#### Listed entries
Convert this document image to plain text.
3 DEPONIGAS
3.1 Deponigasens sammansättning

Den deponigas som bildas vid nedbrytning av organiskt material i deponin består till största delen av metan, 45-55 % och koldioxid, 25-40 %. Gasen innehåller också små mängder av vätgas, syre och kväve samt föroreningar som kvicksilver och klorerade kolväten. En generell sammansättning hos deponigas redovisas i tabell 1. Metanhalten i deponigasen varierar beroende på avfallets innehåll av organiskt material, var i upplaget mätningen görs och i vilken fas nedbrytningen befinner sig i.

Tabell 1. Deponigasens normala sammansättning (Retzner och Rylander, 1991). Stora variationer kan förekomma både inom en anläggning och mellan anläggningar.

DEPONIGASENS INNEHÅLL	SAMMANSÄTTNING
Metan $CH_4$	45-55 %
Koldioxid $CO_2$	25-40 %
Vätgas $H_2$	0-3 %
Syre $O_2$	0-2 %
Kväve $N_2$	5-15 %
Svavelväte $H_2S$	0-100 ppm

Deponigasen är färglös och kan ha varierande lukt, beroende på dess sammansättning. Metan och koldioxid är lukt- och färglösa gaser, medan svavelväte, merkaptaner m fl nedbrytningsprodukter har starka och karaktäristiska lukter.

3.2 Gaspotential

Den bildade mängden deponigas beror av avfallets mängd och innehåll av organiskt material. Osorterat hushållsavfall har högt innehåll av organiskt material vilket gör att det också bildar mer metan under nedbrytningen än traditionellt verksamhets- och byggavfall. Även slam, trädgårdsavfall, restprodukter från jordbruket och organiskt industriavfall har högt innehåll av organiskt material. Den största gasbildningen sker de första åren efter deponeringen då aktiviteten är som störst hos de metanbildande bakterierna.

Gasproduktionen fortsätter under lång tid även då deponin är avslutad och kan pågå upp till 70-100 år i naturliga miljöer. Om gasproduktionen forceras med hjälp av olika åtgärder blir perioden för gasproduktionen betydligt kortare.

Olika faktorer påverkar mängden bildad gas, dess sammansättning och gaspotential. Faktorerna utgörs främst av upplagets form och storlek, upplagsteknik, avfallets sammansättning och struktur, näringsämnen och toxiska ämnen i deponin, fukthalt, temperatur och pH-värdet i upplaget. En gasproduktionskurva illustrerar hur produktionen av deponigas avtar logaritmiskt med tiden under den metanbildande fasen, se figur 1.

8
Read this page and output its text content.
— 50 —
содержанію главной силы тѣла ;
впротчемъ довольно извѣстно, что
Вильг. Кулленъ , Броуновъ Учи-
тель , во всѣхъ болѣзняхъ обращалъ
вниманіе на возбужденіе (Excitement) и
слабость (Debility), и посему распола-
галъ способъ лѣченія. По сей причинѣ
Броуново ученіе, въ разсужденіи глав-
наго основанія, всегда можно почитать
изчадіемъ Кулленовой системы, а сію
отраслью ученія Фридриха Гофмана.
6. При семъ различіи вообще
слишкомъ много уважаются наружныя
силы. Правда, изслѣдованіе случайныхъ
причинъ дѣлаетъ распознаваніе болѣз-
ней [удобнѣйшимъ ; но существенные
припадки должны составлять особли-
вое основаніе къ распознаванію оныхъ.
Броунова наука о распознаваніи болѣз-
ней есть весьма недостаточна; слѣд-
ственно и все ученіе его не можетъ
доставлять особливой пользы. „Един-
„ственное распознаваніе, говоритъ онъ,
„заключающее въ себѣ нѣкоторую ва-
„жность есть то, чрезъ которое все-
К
########
(Problem to work on) Read the entries above, then pull out the lines that include "распознаваніе".

(Task answer)
причинъ дѣлаетъ распознаваніе болѣз-
„ственное распознаваніе, говоритъ онъ,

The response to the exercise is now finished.